WHAT THIS TASK INVOLVES:
Pictures do not belong in the copy; transcribe everything else in the records exactly.
++++ RECORD SET ++++
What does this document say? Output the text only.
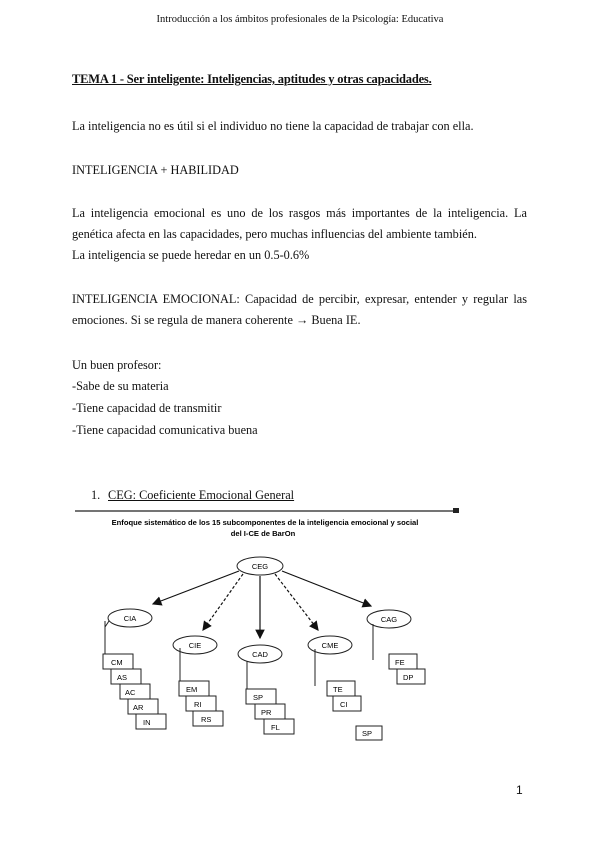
Introducción a los ámbitos profesionales de la Psicología: Educativa
TEMA 1 - Ser inteligente: Inteligencias, aptitudes y otras capacidades.
La inteligencia no es útil si el individuo no tiene la capacidad de trabajar con ella.
INTELIGENCIA + HABILIDAD
La inteligencia emocional es uno de los rasgos más importantes de la inteligencia. La genética afecta en las capacidades, pero muchas influencias del ambiente también.
La inteligencia se puede heredar en un 0.5-0.6%
INTELIGENCIA EMOCIONAL: Capacidad de percibir, expresar, entender y regular las emociones. Si se regula de manera coherente → Buena IE.
Un buen profesor:
-Sabe de su materia
-Tiene capacidad de transmitir
-Tiene capacidad comunicativa buena
1. CEG: Coeficiente Emocional General
Enfoque sistemático de los 15 subcomponentes de la inteligencia emocional y social
del I-CE de BarOn
CEG
CIA
CM
AS
AC
AR
IN
CIE
EM
RI
RS
CAD
SP
PR
FL
CME
TE
CI
CAG
FE
DP
SP
1
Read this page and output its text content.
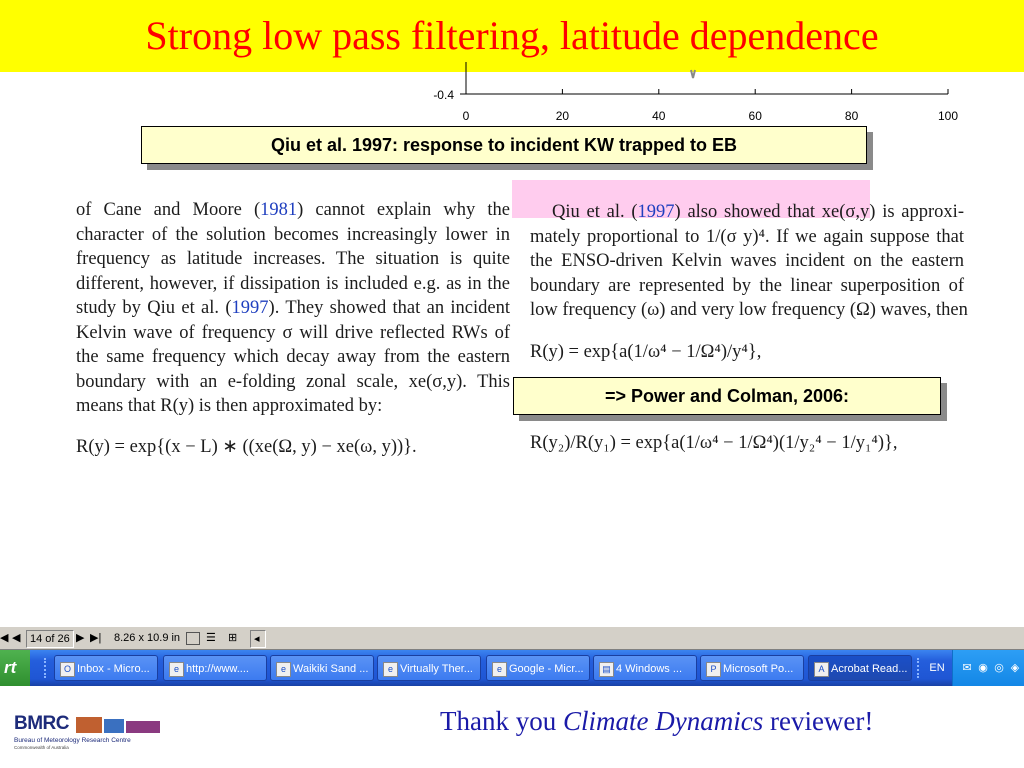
-0.4
0	20	40	60	80	100
Strong low pass filtering, latitude dependence
Qiu et al. 1997: response to incident KW trapped to EB
of Cane and Moore (1981) cannot explain why the
character of the solution becomes increasingly lower in
frequency as latitude increases. The situation is quite
different, however, if dissipation is included e.g. as in the
study by Qiu et al. (1997). They showed that an incident
Kelvin wave of frequency σ will drive reflected RWs of
the same frequency which decay away from the eastern
boundary with an e-folding zonal scale, xe(σ,y). This
means that R(y) is then approximated by:
Qiu et al. (1997) also showed that xe(σ,y) is approxi-
mately proportional to 1/(σ y)⁴. If we again suppose that
the ENSO-driven Kelvin waves incident on the eastern
boundary are represented by the linear superposition of
low frequency (ω) and very low frequency (Ω) waves, then
R(y) = exp{(x − L) ∗ ((xe(Ω, y) − xe(ω, y))}.
R(y) = exp{a(1/ω⁴ − 1/Ω⁴)/y⁴},
R(y₂)/R(y₁) = exp{a(1/ω⁴ − 1/Ω⁴)(1/y₂⁴ − 1/y₁⁴)},
=> Power and Colman, 2006:
◀ ◀ 14 of 26 ▶ ▶| 8.26 x 10.9 in ☰ ⊞	◂
rt	O Inbox - Micro...	e http://www....	e Waikiki Sand ...	e Virtually Ther...	e Google - Micr...	▤ 4 Windows ...	P Microsoft Po...	A Acrobat Read...	EN	✉ ◉ ◎ ◈
BMRC
Bureau of Meteorology Research Centre
Commonwealth of Australia
Thank you Climate Dynamics reviewer!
++++
FINISHED TASK:
What does this document say? Output the text only.
Introducción a los ámbitos profesionales de la Psicología: Educativa
TEMA 1 - Ser inteligente: Inteligencias, aptitudes y otras capacidades.
La inteligencia no es útil si el individuo no tiene la capacidad de trabajar con ella.
INTELIGENCIA + HABILIDAD
La inteligencia emocional es uno de los rasgos más importantes de la inteligencia. La genética afecta en las capacidades, pero muchas influencias del ambiente también.
La inteligencia se puede heredar en un 0.5-0.6%
INTELIGENCIA EMOCIONAL: Capacidad de percibir, expresar, entender y regular las emociones. Si se regula de manera coherente → Buena IE.
Un buen profesor:
-Sabe de su materia
-Tiene capacidad de transmitir
-Tiene capacidad comunicativa buena
1. CEG: Coeficiente Emocional General
Enfoque sistemático de los 15 subcomponentes de la inteligencia emocional y social
del I-CE de BarOn
CEG
CIA
CM
AS
AC
AR
IN
CIE
EM
RI
RS
CAD
SP
PR
FL
CME
TE
CI
CAG
FE
DP
SP
1
Read this page and output its text content.
-0.4
0	20	40	60	80	100
Strong low pass filtering, latitude dependence
Qiu et al. 1997: response to incident KW trapped to EB
of Cane and Moore (1981) cannot explain why the
character of the solution becomes increasingly lower in
frequency as latitude increases. The situation is quite
different, however, if dissipation is included e.g. as in the
study by Qiu et al. (1997). They showed that an incident
Kelvin wave of frequency σ will drive reflected RWs of
the same frequency which decay away from the eastern
boundary with an e-folding zonal scale, xe(σ,y). This
means that R(y) is then approximated by:
Qiu et al. (1997) also showed that xe(σ,y) is approxi-
mately proportional to 1/(σ y)⁴. If we again suppose that
the ENSO-driven Kelvin waves incident on the eastern
boundary are represented by the linear superposition of
low frequency (ω) and very low frequency (Ω) waves, then
R(y) = exp{(x − L) ∗ ((xe(Ω, y) − xe(ω, y))}.
R(y) = exp{a(1/ω⁴ − 1/Ω⁴)/y⁴},
R(y₂)/R(y₁) = exp{a(1/ω⁴ − 1/Ω⁴)(1/y₂⁴ − 1/y₁⁴)},
=> Power and Colman, 2006:
◀ ◀ 14 of 26 ▶ ▶| 8.26 x 10.9 in ☰ ⊞	◂
rt	O Inbox - Micro...	e http://www....	e Waikiki Sand ...	e Virtually Ther...	e Google - Micr...	▤ 4 Windows ...	P Microsoft Po...	A Acrobat Read...	EN	✉ ◉ ◎ ◈
BMRC
Bureau of Meteorology Research Centre
Commonwealth of Australia
Thank you Climate Dynamics reviewer!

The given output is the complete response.